▶ Task prompt
Write down each entry again, exactly as it reads.

▶ Provided information
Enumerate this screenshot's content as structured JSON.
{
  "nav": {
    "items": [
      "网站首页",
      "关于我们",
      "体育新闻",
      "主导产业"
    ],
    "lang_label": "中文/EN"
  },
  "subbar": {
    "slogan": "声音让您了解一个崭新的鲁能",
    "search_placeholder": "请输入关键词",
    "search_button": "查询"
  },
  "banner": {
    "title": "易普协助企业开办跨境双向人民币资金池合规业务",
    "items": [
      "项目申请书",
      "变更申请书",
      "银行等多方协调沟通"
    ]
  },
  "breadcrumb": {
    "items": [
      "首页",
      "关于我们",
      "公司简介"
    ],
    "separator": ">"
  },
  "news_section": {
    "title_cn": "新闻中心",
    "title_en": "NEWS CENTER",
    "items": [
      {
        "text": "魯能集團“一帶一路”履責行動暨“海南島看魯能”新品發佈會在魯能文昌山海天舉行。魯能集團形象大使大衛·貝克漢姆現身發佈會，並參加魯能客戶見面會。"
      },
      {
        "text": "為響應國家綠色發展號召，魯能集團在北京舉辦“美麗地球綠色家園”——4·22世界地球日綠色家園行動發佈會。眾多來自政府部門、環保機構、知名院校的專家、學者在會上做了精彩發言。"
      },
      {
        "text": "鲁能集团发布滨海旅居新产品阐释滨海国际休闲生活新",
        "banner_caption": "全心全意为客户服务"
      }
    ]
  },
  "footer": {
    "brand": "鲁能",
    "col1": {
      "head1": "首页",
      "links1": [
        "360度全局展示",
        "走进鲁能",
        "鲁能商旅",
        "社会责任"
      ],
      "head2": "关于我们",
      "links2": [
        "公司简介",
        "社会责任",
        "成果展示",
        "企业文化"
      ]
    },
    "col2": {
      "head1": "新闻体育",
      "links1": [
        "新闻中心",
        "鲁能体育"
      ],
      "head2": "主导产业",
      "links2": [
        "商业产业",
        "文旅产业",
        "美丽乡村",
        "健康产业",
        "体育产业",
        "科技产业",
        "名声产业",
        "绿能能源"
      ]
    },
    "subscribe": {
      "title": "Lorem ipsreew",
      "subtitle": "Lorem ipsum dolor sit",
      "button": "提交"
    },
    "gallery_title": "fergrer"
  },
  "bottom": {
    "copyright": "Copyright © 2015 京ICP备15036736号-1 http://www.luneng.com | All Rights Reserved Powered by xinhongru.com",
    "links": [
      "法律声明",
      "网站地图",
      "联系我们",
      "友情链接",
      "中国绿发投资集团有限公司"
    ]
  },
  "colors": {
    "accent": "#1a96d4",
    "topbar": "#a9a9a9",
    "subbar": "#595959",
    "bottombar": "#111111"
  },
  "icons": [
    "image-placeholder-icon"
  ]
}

▶ Answer to this exercise
Enumerate this screenshot's content as structured JSON.
{
  "nav": {
    "items": [
      "网站首页",
      "关于我们",
      "体育新闻",
      "主导产业"
    ],
    "lang_label": "中文/EN"
  },
  "subbar": {
    "slogan": "声音让您了解一个崭新的鲁能",
    "search_placeholder": "请输入关键词",
    "search_button": "查询"
  },
  "banner": {
    "title": "易普协助企业开办跨境双向人民币资金池合规业务",
    "items": [
      "项目申请书",
      "变更申请书",
      "银行等多方协调沟通"
    ]
  },
  "breadcrumb": {
    "items": [
      "首页",
      "关于我们",
      "公司简介"
    ],
    "separator": ">"
  },
  "news_section": {
    "title_cn": "新闻中心",
    "title_en": "NEWS CENTER",
    "items": [
      {
        "text": "魯能集團“一帶一路”履責行動暨“海南島看魯能”新品發佈會在魯能文昌山海天舉行。魯能集團形象大使大衛·貝克漢姆現身發佈會，並參加魯能客戶見面會。"
      },
      {
        "text": "為響應國家綠色發展號召，魯能集團在北京舉辦“美麗地球綠色家園”——4·22世界地球日綠色家園行動發佈會。眾多來自政府部門、環保機構、知名院校的專家、學者在會上做了精彩發言。"
      },
      {
        "text": "鲁能集团发布滨海旅居新产品阐释滨海国际休闲生活新",
        "banner_caption": "全心全意为客户服务"
      }
    ]
  },
  "footer": {
    "brand": "鲁能",
    "col1": {
      "head1": "首页",
      "links1": [
        "360度全局展示",
        "走进鲁能",
        "鲁能商旅",
        "社会责任"
      ],
      "head2": "关于我们",
      "links2": [
        "公司简介",
        "社会责任",
        "成果展示",
        "企业文化"
      ]
    },
    "col2": {
      "head1": "新闻体育",
      "links1": [
        "新闻中心",
        "鲁能体育"
      ],
      "head2": "主导产业",
      "links2": [
        "商业产业",
        "文旅产业",
        "美丽乡村",
        "健康产业",
        "体育产业",
        "科技产业",
        "名声产业",
        "绿能能源"
      ]
    },
    "subscribe": {
      "title": "Lorem ipsreew",
      "subtitle": "Lorem ipsum dolor sit",
      "button": "提交"
    },
    "gallery_title": "fergrer"
  },
  "bottom": {
    "copyright": "Copyright © 2015 京ICP备15036736号-1 http://www.luneng.com | All Rights Reserved Powered by xinhongru.com",
    "links": [
      "法律声明",
      "网站地图",
      "联系我们",
      "友情链接",
      "中国绿发投资集团有限公司"
    ]
  },
  "colors": {
    "accent": "#1a96d4",
    "topbar": "#a9a9a9",
    "subbar": "#595959",
    "bottombar": "#111111"
  },
  "icons": [
    "image-placeholder-icon"
  ]
}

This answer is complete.